Work task:
Copy each line of the following data that contains "labels".

Source data:

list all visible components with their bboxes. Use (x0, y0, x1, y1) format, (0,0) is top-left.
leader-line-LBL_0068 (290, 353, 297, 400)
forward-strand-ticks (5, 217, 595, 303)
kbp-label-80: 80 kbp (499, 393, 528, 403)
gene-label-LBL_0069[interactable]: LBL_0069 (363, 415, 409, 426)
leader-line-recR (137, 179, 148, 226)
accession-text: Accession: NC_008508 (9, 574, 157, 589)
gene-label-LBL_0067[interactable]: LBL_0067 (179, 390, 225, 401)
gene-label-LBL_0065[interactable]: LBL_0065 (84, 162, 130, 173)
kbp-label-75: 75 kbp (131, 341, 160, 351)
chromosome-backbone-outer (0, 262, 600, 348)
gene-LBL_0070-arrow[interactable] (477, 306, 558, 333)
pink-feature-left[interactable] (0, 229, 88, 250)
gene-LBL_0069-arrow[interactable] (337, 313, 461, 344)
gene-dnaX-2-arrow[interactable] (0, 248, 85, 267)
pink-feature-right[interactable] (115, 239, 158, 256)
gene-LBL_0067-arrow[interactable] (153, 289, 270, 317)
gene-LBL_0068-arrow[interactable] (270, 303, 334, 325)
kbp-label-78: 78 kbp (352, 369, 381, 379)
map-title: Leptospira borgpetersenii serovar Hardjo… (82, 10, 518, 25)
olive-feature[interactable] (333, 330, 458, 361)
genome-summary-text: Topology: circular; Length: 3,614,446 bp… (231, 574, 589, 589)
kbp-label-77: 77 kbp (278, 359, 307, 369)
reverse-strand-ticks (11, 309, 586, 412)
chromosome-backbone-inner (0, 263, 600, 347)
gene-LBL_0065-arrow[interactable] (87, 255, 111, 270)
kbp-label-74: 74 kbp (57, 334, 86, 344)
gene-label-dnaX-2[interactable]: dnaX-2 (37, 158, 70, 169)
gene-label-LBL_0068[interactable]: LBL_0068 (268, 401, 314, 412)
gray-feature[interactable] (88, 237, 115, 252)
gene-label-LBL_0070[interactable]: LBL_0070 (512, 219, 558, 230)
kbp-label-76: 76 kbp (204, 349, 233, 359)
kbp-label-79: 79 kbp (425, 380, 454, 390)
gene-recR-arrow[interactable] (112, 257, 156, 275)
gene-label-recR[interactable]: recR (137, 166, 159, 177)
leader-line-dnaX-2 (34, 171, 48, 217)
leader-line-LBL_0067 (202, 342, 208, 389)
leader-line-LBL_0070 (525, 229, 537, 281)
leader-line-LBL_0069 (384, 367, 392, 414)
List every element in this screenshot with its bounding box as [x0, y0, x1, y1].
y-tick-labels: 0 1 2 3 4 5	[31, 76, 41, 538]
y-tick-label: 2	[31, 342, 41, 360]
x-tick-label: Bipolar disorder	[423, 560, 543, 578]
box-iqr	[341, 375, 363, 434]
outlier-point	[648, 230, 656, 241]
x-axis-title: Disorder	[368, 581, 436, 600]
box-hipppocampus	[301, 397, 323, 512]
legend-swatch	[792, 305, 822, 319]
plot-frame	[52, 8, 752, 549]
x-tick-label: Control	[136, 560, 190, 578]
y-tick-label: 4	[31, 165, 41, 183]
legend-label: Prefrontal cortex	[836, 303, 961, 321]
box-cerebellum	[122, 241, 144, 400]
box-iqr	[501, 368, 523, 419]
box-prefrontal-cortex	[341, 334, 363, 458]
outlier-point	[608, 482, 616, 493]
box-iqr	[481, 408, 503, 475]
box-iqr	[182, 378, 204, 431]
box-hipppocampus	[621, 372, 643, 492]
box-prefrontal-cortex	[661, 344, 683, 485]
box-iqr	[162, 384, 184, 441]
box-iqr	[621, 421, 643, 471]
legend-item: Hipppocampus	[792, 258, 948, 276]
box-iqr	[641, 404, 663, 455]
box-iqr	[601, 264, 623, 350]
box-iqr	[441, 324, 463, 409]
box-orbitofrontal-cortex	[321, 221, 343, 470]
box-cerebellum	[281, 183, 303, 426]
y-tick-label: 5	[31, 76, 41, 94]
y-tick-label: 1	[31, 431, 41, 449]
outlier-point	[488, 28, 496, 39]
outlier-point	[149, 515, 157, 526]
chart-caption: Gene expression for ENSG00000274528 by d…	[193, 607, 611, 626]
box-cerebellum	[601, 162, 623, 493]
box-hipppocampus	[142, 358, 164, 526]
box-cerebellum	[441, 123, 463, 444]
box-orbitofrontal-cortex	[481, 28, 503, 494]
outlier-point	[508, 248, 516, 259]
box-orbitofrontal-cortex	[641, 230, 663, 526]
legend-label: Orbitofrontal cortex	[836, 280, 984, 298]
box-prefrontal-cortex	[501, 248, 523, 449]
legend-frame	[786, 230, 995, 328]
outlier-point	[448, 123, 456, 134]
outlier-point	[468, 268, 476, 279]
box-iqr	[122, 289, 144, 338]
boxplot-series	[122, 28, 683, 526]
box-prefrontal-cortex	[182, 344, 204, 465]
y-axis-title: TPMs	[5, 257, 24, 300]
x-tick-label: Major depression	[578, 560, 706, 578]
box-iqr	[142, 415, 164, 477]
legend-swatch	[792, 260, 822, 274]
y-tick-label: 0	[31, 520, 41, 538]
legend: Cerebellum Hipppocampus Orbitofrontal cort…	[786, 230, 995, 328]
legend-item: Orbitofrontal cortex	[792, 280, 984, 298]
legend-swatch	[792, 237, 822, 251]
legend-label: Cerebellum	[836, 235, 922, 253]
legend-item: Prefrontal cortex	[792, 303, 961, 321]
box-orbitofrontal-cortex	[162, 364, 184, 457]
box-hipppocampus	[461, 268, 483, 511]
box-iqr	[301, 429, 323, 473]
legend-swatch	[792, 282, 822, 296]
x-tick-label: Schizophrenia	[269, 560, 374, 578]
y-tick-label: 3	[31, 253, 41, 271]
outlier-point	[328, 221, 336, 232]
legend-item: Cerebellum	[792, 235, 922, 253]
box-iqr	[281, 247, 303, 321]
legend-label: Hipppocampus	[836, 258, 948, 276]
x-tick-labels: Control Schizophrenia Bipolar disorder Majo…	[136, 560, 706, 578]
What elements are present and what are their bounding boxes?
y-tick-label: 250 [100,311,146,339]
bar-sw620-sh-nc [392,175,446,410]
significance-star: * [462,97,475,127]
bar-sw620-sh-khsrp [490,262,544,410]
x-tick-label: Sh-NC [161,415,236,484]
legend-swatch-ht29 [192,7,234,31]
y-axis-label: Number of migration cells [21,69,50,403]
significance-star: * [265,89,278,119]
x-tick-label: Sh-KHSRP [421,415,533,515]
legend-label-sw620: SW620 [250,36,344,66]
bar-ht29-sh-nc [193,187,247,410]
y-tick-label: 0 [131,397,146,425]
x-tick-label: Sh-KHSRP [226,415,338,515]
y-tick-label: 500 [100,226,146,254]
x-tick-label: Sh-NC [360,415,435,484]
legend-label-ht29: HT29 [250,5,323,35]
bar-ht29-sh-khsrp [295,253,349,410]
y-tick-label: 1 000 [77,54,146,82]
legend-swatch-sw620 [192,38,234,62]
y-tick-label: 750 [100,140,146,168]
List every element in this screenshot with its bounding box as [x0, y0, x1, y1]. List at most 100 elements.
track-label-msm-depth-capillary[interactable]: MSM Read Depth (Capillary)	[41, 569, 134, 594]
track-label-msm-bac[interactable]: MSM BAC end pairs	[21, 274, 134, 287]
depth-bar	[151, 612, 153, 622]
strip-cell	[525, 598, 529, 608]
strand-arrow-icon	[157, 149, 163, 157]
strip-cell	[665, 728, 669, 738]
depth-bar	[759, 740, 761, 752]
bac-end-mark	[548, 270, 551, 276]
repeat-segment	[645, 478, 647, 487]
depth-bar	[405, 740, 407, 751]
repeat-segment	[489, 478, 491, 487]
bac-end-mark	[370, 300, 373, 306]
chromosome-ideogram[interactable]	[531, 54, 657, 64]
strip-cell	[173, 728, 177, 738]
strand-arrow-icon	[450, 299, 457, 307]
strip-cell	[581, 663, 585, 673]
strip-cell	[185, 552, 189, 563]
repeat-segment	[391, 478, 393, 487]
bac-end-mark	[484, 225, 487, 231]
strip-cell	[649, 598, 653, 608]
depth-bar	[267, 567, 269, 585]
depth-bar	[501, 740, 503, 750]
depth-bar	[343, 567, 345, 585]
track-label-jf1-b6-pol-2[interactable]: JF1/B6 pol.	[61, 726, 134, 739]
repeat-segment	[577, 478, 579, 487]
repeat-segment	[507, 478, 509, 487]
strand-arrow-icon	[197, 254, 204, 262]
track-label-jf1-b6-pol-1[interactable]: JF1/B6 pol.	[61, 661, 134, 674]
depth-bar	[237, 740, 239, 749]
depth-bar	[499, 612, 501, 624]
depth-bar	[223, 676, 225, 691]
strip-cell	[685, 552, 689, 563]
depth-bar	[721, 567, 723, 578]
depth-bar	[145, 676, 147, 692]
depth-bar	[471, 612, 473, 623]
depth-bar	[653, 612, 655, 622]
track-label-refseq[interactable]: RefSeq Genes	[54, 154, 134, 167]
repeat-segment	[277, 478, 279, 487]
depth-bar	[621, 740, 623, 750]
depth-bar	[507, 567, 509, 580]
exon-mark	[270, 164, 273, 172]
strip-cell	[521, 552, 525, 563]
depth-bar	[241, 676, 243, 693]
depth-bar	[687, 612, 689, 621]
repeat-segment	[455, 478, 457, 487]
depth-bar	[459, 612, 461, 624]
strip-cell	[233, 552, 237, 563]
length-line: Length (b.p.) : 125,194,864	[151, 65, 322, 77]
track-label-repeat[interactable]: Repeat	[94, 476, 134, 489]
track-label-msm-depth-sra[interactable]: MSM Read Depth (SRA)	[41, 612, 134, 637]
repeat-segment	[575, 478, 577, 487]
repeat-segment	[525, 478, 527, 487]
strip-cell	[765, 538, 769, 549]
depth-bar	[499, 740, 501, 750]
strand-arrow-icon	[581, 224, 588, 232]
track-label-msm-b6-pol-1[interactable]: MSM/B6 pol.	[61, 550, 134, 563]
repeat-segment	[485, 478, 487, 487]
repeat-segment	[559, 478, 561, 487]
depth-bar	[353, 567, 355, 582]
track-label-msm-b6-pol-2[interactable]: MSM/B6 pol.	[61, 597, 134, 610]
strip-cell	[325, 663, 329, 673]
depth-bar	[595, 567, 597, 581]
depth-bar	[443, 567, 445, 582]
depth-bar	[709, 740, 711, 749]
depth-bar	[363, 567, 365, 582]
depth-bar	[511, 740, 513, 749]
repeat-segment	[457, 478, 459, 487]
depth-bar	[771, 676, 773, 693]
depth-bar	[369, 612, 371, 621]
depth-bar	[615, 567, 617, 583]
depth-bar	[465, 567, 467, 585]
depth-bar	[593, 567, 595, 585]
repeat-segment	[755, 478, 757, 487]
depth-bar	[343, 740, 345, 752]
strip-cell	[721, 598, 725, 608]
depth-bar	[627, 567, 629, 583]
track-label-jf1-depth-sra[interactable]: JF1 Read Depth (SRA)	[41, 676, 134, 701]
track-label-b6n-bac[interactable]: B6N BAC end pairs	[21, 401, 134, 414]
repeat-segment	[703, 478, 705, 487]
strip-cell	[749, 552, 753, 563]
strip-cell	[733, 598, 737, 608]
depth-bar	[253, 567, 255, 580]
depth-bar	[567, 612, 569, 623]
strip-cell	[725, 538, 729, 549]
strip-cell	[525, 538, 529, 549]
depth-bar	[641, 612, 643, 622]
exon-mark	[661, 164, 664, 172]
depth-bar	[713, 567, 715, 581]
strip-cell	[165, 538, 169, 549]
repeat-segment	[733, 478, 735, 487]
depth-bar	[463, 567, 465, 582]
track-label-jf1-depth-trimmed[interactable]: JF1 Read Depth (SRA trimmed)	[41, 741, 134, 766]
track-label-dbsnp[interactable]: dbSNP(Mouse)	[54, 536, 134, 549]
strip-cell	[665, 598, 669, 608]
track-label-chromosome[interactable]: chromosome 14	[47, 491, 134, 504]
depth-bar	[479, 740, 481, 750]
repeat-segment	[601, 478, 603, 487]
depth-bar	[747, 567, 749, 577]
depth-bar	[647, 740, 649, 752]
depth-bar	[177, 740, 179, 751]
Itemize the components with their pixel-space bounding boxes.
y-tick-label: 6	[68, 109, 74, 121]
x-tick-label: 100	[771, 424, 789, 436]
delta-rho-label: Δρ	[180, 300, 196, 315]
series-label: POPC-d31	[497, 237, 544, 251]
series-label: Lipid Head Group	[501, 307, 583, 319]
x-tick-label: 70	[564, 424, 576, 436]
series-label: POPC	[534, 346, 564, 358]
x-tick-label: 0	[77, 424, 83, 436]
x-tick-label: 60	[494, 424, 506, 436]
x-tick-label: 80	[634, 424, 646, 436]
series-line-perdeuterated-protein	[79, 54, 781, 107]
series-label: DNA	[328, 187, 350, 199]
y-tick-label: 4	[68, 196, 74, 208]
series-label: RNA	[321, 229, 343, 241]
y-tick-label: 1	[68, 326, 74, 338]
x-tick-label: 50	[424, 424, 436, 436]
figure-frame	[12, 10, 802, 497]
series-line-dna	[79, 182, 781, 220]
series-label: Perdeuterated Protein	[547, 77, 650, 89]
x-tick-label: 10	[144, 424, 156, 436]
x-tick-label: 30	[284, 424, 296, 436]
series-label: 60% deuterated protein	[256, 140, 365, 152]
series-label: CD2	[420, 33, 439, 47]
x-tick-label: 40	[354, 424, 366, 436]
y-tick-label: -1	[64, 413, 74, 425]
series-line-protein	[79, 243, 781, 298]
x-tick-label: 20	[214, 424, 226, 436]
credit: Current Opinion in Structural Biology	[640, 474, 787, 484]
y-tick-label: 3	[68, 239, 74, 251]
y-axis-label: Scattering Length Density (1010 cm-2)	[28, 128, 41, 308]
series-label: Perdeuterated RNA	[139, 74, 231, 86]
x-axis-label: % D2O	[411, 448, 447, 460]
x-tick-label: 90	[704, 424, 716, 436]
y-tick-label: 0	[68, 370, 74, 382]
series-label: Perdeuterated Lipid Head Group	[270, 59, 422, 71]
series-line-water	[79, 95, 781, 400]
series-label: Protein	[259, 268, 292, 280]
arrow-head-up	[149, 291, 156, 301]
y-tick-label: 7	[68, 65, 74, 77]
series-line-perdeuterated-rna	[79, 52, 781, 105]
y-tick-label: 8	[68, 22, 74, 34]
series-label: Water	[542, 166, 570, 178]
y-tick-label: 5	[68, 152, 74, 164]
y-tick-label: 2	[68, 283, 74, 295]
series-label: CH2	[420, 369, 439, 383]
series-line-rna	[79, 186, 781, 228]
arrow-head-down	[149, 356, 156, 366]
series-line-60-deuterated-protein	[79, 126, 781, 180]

Output of the task:
y-tick-labels: 0 1 2 3 4 5	[31, 76, 41, 538]
x-tick-labels: Control Schizophrenia Bipolar disorder Majo…	[136, 560, 706, 578]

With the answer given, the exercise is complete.